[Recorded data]

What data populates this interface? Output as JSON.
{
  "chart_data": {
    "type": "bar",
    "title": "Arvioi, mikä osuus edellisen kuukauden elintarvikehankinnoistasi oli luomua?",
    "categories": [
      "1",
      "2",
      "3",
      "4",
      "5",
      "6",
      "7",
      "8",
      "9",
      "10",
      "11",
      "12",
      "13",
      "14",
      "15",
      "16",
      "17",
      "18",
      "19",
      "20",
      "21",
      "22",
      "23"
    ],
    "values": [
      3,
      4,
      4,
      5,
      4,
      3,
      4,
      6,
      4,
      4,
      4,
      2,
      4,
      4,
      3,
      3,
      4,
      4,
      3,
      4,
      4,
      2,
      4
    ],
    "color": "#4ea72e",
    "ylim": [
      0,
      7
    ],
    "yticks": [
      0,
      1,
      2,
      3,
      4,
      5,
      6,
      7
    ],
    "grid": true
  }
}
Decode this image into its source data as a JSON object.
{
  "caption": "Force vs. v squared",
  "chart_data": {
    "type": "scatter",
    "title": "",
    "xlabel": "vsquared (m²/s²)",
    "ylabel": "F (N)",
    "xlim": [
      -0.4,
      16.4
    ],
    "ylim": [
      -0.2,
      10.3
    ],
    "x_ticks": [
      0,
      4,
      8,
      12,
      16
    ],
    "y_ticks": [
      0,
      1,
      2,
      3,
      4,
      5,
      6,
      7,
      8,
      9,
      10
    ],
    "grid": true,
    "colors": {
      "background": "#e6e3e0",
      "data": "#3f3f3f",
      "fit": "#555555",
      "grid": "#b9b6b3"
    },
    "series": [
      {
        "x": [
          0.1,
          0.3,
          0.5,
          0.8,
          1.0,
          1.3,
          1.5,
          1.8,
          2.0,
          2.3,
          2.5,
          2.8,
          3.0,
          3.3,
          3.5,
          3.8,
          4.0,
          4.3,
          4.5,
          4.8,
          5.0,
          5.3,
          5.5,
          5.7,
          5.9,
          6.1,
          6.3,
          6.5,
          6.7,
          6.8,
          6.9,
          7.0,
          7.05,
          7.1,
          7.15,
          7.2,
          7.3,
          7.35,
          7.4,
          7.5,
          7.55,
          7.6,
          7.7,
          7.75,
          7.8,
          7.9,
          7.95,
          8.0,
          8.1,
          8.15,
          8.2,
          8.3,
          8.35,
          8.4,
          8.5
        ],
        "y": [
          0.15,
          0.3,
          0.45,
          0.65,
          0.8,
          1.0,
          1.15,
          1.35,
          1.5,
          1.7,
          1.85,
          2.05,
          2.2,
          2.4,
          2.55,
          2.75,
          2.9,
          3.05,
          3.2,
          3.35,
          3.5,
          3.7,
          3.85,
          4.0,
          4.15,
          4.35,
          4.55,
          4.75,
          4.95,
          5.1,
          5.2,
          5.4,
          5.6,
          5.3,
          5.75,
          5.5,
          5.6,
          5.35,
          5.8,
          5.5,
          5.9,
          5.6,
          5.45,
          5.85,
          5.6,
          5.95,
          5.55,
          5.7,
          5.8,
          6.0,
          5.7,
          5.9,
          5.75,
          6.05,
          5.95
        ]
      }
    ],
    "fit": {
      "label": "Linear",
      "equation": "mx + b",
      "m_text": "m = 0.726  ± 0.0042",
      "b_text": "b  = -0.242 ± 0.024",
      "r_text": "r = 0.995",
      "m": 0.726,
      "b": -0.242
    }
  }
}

[DIRECTION]:
Transcribe all entries exactly as they are given.

[ANSWER FOR THIS EXERCISE]:
What data populates this interface? Output as JSON.
{
  "chart_data": {
    "type": "bar",
    "title": "Arvioi, mikä osuus edellisen kuukauden elintarvikehankinnoistasi oli luomua?",
    "categories": [
      "1",
      "2",
      "3",
      "4",
      "5",
      "6",
      "7",
      "8",
      "9",
      "10",
      "11",
      "12",
      "13",
      "14",
      "15",
      "16",
      "17",
      "18",
      "19",
      "20",
      "21",
      "22",
      "23"
    ],
    "values": [
      3,
      4,
      4,
      5,
      4,
      3,
      4,
      6,
      4,
      4,
      4,
      2,
      4,
      4,
      3,
      3,
      4,
      4,
      3,
      4,
      4,
      2,
      4
    ],
    "color": "#4ea72e",
    "ylim": [
      0,
      7
    ],
    "yticks": [
      0,
      1,
      2,
      3,
      4,
      5,
      6,
      7
    ],
    "grid": true
  }
}
Decode this image into its source data as a JSON object.
{
  "caption": "Force vs. v squared",
  "chart_data": {
    "type": "scatter",
    "title": "",
    "xlabel": "vsquared (m²/s²)",
    "ylabel": "F (N)",
    "xlim": [
      -0.4,
      16.4
    ],
    "ylim": [
      -0.2,
      10.3
    ],
    "x_ticks": [
      0,
      4,
      8,
      12,
      16
    ],
    "y_ticks": [
      0,
      1,
      2,
      3,
      4,
      5,
      6,
      7,
      8,
      9,
      10
    ],
    "grid": true,
    "colors": {
      "background": "#e6e3e0",
      "data": "#3f3f3f",
      "fit": "#555555",
      "grid": "#b9b6b3"
    },
    "series": [
      {
        "x": [
          0.1,
          0.3,
          0.5,
          0.8,
          1.0,
          1.3,
          1.5,
          1.8,
          2.0,
          2.3,
          2.5,
          2.8,
          3.0,
          3.3,
          3.5,
          3.8,
          4.0,
          4.3,
          4.5,
          4.8,
          5.0,
          5.3,
          5.5,
          5.7,
          5.9,
          6.1,
          6.3,
          6.5,
          6.7,
          6.8,
          6.9,
          7.0,
          7.05,
          7.1,
          7.15,
          7.2,
          7.3,
          7.35,
          7.4,
          7.5,
          7.55,
          7.6,
          7.7,
          7.75,
          7.8,
          7.9,
          7.95,
          8.0,
          8.1,
          8.15,
          8.2,
          8.3,
          8.35,
          8.4,
          8.5
        ],
        "y": [
          0.15,
          0.3,
          0.45,
          0.65,
          0.8,
          1.0,
          1.15,
          1.35,
          1.5,
          1.7,
          1.85,
          2.05,
          2.2,
          2.4,
          2.55,
          2.75,
          2.9,
          3.05,
          3.2,
          3.35,
          3.5,
          3.7,
          3.85,
          4.0,
          4.15,
          4.35,
          4.55,
          4.75,
          4.95,
          5.1,
          5.2,
          5.4,
          5.6,
          5.3,
          5.75,
          5.5,
          5.6,
          5.35,
          5.8,
          5.5,
          5.9,
          5.6,
          5.45,
          5.85,
          5.6,
          5.95,
          5.55,
          5.7,
          5.8,
          6.0,
          5.7,
          5.9,
          5.75,
          6.05,
          5.95
        ]
      }
    ],
    "fit": {
      "label": "Linear",
      "equation": "mx + b",
      "m_text": "m = 0.726  ± 0.0042",
      "b_text": "b  = -0.242 ± 0.024",
      "r_text": "r = 0.995",
      "m": 0.726,
      "b": -0.242
    }
  }
}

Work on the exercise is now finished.